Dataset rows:
────────

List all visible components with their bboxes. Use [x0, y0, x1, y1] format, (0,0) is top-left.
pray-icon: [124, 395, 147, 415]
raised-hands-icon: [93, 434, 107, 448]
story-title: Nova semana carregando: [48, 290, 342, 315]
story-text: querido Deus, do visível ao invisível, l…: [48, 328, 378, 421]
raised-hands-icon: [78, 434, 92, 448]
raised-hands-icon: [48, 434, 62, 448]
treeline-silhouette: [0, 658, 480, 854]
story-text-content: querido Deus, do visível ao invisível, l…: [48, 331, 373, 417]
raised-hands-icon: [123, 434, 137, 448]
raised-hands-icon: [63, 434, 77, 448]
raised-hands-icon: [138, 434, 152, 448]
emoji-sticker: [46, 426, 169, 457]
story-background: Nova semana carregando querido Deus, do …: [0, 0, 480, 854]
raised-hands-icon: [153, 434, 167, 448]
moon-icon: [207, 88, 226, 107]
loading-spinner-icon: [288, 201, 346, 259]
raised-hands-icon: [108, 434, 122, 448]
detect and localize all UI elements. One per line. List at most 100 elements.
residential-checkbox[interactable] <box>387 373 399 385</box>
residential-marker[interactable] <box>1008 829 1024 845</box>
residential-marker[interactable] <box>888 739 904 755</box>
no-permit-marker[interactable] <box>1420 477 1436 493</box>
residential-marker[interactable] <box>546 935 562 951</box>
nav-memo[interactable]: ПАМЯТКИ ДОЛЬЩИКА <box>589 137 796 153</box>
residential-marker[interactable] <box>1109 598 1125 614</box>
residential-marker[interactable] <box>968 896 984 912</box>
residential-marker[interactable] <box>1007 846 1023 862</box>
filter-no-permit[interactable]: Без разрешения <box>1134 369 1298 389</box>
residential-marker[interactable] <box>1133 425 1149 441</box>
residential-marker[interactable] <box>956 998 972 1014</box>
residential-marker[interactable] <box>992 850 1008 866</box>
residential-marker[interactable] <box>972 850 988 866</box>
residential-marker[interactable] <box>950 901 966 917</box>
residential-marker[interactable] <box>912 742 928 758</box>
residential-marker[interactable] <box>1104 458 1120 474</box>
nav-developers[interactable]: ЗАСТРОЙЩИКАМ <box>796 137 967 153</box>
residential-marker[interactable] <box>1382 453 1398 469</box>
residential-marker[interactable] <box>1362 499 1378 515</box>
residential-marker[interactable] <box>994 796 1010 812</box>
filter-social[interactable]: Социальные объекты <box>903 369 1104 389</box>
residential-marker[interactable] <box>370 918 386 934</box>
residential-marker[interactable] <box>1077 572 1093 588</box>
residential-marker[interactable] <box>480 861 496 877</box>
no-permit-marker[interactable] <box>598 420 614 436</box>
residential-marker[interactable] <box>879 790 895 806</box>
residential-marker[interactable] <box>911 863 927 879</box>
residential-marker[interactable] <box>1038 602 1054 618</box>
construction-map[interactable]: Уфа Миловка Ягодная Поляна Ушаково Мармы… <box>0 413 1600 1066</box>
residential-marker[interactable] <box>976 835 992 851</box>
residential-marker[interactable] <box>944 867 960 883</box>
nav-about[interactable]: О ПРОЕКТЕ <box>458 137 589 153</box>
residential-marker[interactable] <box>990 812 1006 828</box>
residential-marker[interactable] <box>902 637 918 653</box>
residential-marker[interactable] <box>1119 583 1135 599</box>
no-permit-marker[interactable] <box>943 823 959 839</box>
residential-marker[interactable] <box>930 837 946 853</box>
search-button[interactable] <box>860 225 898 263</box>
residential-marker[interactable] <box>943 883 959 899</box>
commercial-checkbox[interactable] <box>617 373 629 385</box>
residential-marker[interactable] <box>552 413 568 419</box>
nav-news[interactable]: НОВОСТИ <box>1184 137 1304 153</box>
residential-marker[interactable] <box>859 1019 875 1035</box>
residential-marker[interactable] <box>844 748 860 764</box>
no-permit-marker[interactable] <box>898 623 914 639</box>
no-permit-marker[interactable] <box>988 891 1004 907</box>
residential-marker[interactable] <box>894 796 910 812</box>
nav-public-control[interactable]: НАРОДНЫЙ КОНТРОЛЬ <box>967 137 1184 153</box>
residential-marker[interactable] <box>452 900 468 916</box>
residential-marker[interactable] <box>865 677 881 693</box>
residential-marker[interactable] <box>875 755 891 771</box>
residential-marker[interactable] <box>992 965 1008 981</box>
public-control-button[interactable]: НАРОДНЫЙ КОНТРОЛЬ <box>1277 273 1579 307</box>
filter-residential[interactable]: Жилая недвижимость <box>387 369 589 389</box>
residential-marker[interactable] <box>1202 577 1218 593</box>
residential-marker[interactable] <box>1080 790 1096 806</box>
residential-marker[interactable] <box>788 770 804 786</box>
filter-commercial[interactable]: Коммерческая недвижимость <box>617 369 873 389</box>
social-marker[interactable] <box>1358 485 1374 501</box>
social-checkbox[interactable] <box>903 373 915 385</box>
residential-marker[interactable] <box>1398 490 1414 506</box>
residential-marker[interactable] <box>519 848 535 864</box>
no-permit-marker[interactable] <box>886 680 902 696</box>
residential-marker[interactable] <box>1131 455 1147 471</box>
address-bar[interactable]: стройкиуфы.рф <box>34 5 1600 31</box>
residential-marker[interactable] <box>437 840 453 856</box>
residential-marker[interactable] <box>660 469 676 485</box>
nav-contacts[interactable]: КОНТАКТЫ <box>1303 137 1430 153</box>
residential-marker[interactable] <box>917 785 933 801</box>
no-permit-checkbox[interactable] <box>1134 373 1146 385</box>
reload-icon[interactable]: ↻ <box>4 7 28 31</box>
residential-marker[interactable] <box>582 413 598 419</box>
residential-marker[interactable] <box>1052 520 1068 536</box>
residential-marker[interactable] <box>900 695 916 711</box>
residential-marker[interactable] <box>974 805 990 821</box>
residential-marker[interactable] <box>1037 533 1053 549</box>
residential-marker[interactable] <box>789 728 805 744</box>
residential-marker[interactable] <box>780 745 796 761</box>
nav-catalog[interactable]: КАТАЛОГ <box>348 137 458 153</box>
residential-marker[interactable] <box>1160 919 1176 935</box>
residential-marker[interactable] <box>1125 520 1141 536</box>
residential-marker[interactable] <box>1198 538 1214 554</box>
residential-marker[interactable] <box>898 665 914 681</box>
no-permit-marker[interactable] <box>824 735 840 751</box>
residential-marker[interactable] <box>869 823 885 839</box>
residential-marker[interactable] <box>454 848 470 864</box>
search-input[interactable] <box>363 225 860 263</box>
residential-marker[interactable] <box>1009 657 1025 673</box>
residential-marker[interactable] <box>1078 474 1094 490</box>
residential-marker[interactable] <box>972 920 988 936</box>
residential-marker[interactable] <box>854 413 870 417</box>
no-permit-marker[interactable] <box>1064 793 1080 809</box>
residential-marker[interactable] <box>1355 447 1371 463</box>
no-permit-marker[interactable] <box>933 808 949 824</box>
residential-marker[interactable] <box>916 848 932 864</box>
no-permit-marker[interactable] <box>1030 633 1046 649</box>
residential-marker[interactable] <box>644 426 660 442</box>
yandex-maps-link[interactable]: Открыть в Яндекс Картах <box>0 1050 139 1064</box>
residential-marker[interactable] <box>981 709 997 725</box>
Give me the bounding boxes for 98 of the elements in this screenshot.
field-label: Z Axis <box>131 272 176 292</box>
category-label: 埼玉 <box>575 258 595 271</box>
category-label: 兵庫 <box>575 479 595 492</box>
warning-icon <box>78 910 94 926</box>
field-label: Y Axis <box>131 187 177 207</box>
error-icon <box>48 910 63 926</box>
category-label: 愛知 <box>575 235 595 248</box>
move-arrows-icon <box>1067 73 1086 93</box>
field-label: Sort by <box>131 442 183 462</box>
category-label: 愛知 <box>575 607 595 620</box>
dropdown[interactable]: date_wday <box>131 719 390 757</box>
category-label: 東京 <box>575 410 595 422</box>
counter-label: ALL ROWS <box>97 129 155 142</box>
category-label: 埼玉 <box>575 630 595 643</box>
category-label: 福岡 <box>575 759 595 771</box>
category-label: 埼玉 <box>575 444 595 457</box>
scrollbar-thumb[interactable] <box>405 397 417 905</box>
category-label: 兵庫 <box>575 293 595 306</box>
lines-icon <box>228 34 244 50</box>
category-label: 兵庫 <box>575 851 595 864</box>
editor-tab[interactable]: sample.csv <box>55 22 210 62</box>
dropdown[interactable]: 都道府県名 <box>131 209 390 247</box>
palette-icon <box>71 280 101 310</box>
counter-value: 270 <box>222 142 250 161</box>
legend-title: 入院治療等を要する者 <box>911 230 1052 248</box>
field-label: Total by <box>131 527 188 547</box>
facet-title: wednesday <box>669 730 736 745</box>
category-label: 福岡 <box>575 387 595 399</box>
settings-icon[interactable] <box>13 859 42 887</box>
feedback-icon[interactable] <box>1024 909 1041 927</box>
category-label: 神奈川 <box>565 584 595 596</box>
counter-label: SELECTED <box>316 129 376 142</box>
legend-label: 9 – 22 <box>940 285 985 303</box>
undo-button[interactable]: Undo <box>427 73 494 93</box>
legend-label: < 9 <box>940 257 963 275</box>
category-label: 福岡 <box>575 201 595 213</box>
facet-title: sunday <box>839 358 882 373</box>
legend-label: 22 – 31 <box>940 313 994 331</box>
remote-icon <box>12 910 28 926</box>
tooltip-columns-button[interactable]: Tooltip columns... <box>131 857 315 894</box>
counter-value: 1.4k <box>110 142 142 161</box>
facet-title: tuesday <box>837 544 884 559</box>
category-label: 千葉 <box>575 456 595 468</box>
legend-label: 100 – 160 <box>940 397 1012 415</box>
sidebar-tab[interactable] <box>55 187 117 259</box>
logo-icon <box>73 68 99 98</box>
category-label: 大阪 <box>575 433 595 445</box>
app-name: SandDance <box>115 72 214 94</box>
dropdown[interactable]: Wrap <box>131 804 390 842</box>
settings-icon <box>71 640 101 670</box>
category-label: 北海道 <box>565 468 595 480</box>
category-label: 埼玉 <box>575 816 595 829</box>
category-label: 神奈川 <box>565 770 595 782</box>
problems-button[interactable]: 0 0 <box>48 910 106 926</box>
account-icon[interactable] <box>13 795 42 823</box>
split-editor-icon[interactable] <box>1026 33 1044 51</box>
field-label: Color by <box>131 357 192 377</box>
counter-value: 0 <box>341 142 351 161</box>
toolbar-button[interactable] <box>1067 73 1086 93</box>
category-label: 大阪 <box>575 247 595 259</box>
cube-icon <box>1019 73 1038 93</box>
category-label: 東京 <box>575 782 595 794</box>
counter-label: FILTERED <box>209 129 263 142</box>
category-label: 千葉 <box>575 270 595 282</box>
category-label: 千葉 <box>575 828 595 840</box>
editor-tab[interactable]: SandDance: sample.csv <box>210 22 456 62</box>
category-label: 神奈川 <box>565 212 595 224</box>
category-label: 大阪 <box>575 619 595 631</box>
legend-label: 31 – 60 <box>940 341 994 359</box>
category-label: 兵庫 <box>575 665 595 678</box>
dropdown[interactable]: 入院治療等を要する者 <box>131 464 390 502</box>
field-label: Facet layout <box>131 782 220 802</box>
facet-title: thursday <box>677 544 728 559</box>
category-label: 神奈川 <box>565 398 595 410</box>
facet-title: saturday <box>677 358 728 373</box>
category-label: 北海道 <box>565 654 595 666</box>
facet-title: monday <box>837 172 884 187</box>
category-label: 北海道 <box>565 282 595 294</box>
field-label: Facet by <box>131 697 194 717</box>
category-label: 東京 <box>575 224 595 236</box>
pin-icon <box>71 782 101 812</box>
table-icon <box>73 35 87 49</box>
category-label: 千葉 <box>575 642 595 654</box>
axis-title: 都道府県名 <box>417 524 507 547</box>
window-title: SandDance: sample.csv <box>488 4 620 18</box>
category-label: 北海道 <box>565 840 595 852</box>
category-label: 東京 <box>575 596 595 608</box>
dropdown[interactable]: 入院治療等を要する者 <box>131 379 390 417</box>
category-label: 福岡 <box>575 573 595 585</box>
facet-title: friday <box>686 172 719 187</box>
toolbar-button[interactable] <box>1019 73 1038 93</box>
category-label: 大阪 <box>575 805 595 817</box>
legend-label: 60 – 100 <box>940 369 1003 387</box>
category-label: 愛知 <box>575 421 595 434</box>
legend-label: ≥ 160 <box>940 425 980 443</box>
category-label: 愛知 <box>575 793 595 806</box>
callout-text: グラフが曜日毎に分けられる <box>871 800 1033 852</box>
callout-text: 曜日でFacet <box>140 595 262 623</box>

────────

Goal of the exercise: Reproduce the lines from the beginning of the material through the line containing "story-title: Nova semana", inclusive, changing "pray-icon" to "prayer-icon" and leaving everything else unchanged.

Written answer:
List all visible components with their bboxes. Use [x0, y0, x1, y1] format, (0,0) is top-left.
prayer-icon: [124, 395, 147, 415]
raised-hands-icon: [93, 434, 107, 448]
story-title: Nova semana carregando: [48, 290, 342, 315]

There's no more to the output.